MATERIALS PROVIDED:
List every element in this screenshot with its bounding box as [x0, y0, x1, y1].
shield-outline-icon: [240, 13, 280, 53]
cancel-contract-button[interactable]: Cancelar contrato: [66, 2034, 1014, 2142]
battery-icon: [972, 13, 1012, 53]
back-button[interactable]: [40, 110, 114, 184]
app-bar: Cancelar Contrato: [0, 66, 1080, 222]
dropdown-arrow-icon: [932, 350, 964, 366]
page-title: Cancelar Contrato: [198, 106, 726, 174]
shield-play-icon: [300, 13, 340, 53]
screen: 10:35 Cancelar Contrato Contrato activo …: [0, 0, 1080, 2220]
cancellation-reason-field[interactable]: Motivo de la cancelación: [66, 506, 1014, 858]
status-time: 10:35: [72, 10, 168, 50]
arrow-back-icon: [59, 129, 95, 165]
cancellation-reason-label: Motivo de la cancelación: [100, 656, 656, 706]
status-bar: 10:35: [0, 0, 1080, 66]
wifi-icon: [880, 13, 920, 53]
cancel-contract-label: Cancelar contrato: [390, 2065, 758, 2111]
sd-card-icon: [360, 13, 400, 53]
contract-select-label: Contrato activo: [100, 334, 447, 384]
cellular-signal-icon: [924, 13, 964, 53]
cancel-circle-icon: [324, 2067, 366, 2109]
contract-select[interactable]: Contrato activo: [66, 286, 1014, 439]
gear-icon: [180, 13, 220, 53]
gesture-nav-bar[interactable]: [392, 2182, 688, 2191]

DO THIS:
Could you retype every row above character for character, changing nothing?

COMPLETE ANSWER:
List every element in this screenshot with its bounding box as [x0, y0, x1, y1].
shield-outline-icon: [240, 13, 280, 53]
cancel-contract-button[interactable]: Cancelar contrato: [66, 2034, 1014, 2142]
battery-icon: [972, 13, 1012, 53]
back-button[interactable]: [40, 110, 114, 184]
app-bar: Cancelar Contrato: [0, 66, 1080, 222]
dropdown-arrow-icon: [932, 350, 964, 366]
page-title: Cancelar Contrato: [198, 106, 726, 174]
shield-play-icon: [300, 13, 340, 53]
screen: 10:35 Cancelar Contrato Contrato activo …: [0, 0, 1080, 2220]
cancellation-reason-field[interactable]: Motivo de la cancelación: [66, 506, 1014, 858]
status-time: 10:35: [72, 10, 168, 50]
arrow-back-icon: [59, 129, 95, 165]
cancellation-reason-label: Motivo de la cancelación: [100, 656, 656, 706]
status-bar: 10:35: [0, 0, 1080, 66]
wifi-icon: [880, 13, 920, 53]
cancel-contract-label: Cancelar contrato: [390, 2065, 758, 2111]
sd-card-icon: [360, 13, 400, 53]
contract-select-label: Contrato activo: [100, 334, 447, 384]
cellular-signal-icon: [924, 13, 964, 53]
cancel-circle-icon: [324, 2067, 366, 2109]
contract-select[interactable]: Contrato activo: [66, 286, 1014, 439]
gear-icon: [180, 13, 220, 53]
gesture-nav-bar[interactable]: [392, 2182, 688, 2191]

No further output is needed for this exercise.